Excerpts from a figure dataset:

[Start]

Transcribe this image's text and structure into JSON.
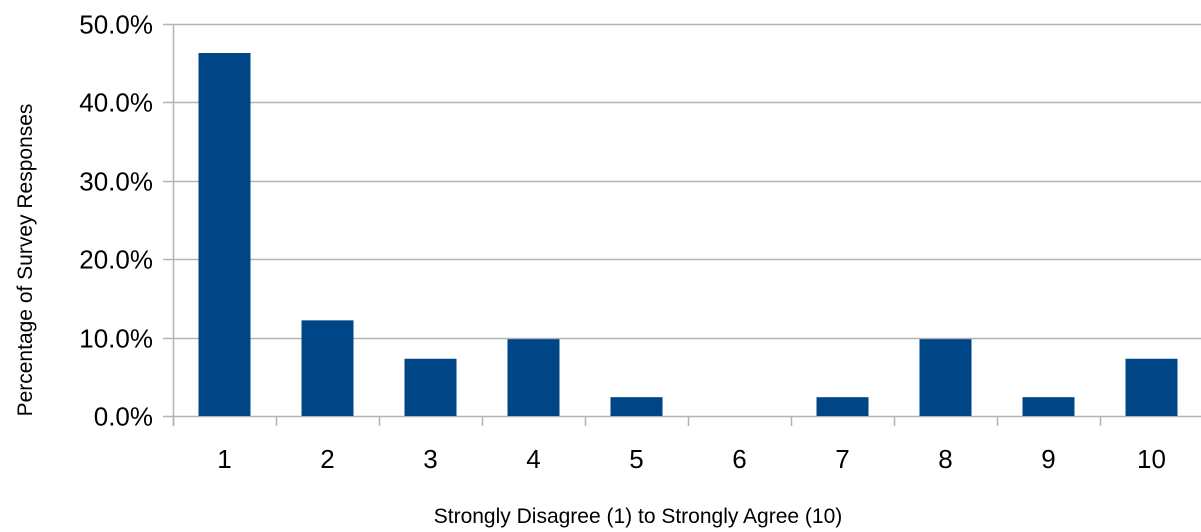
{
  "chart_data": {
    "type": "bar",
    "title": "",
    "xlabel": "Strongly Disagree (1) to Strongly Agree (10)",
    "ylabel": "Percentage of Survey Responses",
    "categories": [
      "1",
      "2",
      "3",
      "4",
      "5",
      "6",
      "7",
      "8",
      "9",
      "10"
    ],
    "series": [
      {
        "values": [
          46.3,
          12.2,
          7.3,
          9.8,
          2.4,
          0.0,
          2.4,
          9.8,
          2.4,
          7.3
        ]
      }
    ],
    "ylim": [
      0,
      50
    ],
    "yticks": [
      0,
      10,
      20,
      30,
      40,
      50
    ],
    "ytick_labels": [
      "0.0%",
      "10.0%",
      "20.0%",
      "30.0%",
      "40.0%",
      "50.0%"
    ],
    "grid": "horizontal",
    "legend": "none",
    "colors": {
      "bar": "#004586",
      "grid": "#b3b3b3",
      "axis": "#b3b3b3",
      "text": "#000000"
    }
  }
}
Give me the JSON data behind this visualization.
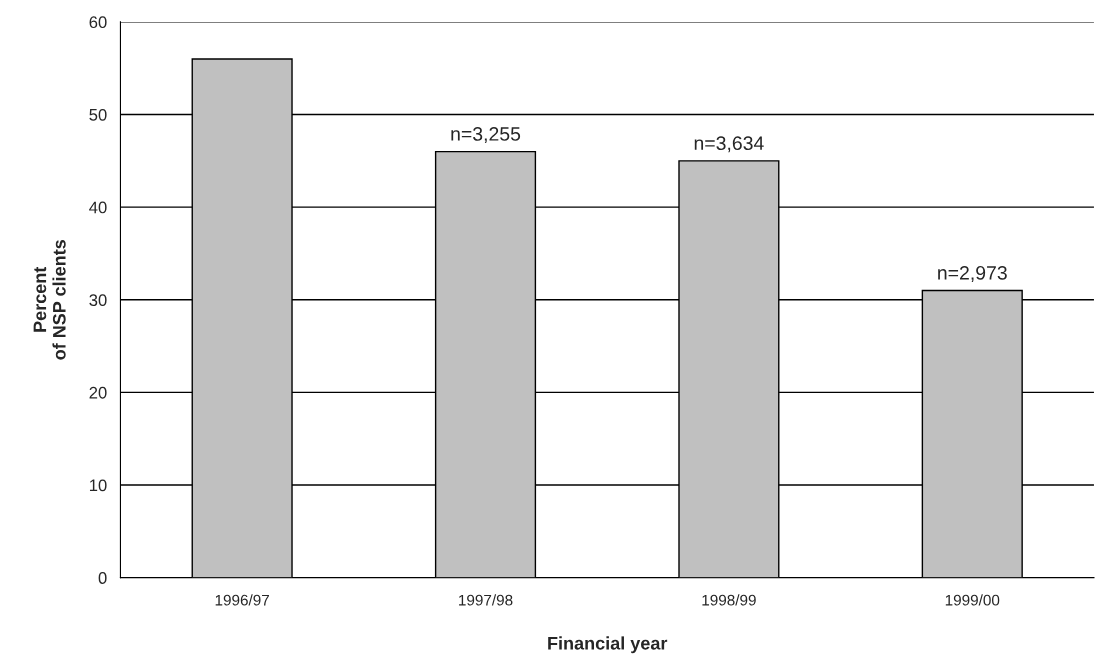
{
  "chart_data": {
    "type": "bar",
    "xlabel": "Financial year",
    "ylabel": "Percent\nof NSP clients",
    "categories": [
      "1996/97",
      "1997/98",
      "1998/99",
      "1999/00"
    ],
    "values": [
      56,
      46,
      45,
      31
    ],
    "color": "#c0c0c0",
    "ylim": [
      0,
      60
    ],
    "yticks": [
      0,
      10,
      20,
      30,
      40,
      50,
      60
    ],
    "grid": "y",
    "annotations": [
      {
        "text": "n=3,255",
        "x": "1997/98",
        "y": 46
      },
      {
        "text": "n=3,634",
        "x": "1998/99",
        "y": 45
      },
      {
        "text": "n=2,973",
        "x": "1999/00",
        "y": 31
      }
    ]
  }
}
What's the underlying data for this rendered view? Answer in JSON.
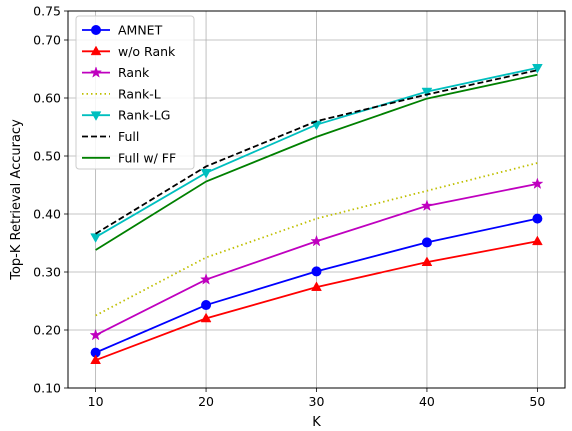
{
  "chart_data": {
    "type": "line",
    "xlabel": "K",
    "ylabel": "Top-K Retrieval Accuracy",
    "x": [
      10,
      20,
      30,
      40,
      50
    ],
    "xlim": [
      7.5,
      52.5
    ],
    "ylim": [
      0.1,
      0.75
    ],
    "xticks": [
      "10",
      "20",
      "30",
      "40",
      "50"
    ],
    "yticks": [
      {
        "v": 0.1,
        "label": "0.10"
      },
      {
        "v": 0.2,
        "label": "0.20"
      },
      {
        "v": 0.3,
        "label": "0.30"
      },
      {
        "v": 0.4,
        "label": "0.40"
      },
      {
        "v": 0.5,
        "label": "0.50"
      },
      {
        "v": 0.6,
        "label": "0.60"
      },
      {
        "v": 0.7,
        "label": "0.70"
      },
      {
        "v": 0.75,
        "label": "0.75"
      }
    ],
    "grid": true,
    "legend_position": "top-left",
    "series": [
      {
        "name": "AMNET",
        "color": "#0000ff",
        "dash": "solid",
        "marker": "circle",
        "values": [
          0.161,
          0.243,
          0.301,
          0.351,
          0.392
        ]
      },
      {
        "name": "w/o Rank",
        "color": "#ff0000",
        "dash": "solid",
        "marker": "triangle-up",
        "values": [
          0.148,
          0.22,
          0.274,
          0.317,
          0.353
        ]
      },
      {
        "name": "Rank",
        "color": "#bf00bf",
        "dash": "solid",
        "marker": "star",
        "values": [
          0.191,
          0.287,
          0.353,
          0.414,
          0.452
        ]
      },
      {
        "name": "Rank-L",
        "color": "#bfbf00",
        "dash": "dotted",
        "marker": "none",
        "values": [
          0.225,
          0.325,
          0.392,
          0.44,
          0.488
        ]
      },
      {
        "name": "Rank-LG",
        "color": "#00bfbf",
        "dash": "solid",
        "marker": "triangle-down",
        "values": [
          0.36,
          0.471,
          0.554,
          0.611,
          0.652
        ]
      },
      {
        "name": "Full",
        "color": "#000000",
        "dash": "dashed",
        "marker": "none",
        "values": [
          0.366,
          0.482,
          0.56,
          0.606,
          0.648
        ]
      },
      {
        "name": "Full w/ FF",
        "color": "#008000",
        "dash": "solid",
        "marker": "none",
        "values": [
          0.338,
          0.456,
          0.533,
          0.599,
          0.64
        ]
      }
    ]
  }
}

[End]

▶ **Work to do**
Extract every line of the records above that contains the word "grid".

▶ **Response to this task**
    "grid": "horizontal",
      "grid": "#b3b3b3",
    "grid": "y",
    "grid": true,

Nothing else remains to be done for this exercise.